▸ **Task goal**
Return each line of the data below verbatim; pictures are to be left out.

Stored data:
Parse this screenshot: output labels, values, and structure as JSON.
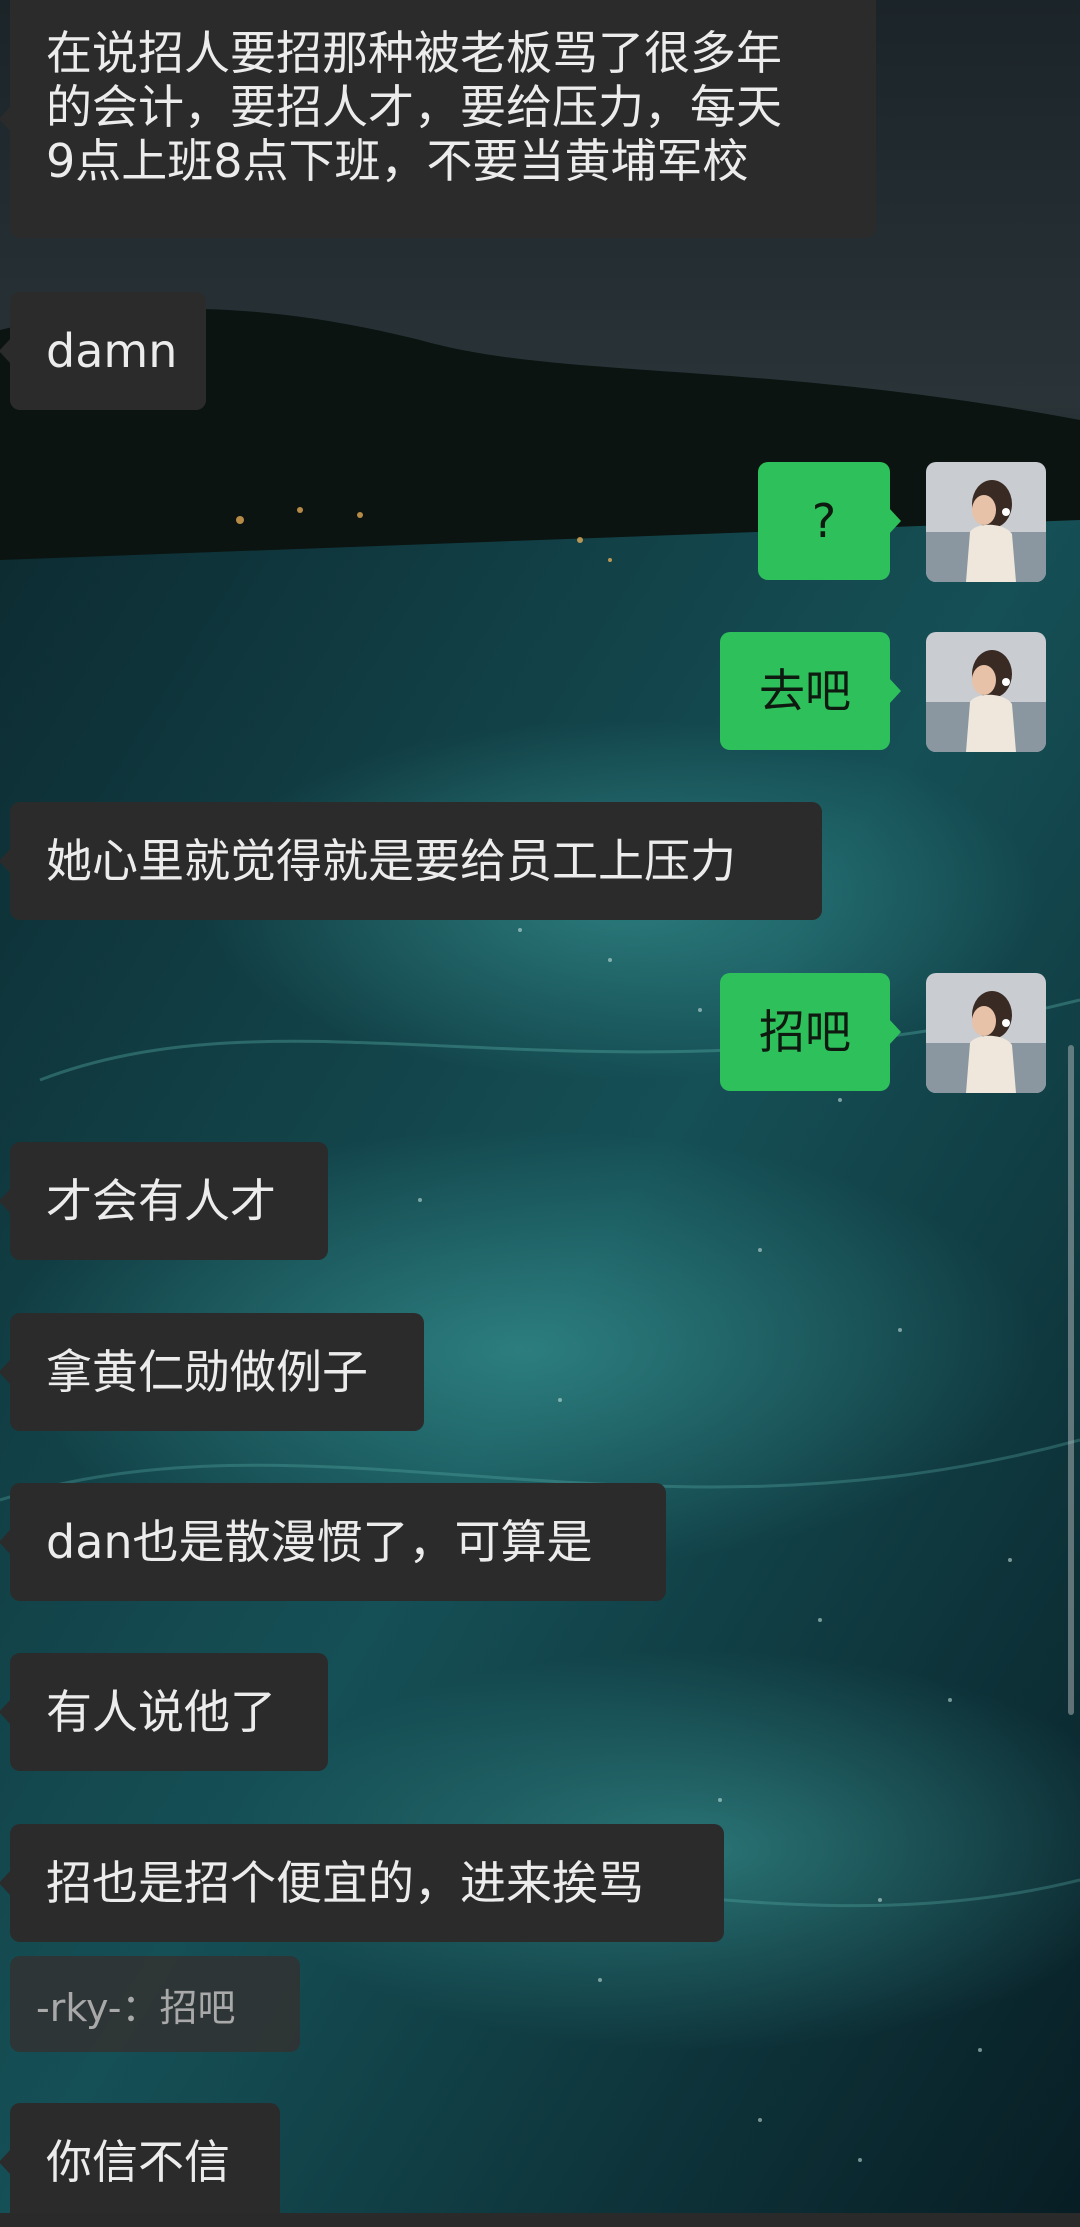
{
  "messages": [
    {
      "side": "in",
      "lines": [
        "在说招人要招那种被老板骂了很多年",
        "的会计，要招人才，要给压力，每天",
        "9点上班8点下班，不要当黄埔军校"
      ]
    },
    {
      "side": "in",
      "text": "damn"
    },
    {
      "side": "out",
      "text": "?"
    },
    {
      "side": "out",
      "text": "去吧"
    },
    {
      "side": "in",
      "text": "她心里就觉得就是要给员工上压力"
    },
    {
      "side": "out",
      "text": "招吧"
    },
    {
      "side": "in",
      "text": "才会有人才"
    },
    {
      "side": "in",
      "text": "拿黄仁勋做例子"
    },
    {
      "side": "in",
      "text": "dan也是散漫惯了，可算是"
    },
    {
      "side": "in",
      "text": "有人说他了"
    },
    {
      "side": "in",
      "text": "招也是招个便宜的，进来挨骂"
    },
    {
      "side": "in",
      "text": "你信不信"
    }
  ],
  "quote": {
    "text": "-rky-：招吧"
  },
  "colors": {
    "incoming_bubble": "#2b2b2b",
    "outgoing_bubble": "#2ec05b",
    "incoming_text": "#ececec",
    "outgoing_text": "#0e1a10"
  },
  "icons": {
    "avatar": "user-avatar-photo"
  }
}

▸ **Response**
Parse this screenshot: output labels, values, and structure as JSON.
{
  "messages": [
    {
      "side": "in",
      "lines": [
        "在说招人要招那种被老板骂了很多年",
        "的会计，要招人才，要给压力，每天",
        "9点上班8点下班，不要当黄埔军校"
      ]
    },
    {
      "side": "in",
      "text": "damn"
    },
    {
      "side": "out",
      "text": "?"
    },
    {
      "side": "out",
      "text": "去吧"
    },
    {
      "side": "in",
      "text": "她心里就觉得就是要给员工上压力"
    },
    {
      "side": "out",
      "text": "招吧"
    },
    {
      "side": "in",
      "text": "才会有人才"
    },
    {
      "side": "in",
      "text": "拿黄仁勋做例子"
    },
    {
      "side": "in",
      "text": "dan也是散漫惯了，可算是"
    },
    {
      "side": "in",
      "text": "有人说他了"
    },
    {
      "side": "in",
      "text": "招也是招个便宜的，进来挨骂"
    },
    {
      "side": "in",
      "text": "你信不信"
    }
  ],
  "quote": {
    "text": "-rky-：招吧"
  },
  "colors": {
    "incoming_bubble": "#2b2b2b",
    "outgoing_bubble": "#2ec05b",
    "incoming_text": "#ececec",
    "outgoing_text": "#0e1a10"
  },
  "icons": {
    "avatar": "user-avatar-photo"
  }
}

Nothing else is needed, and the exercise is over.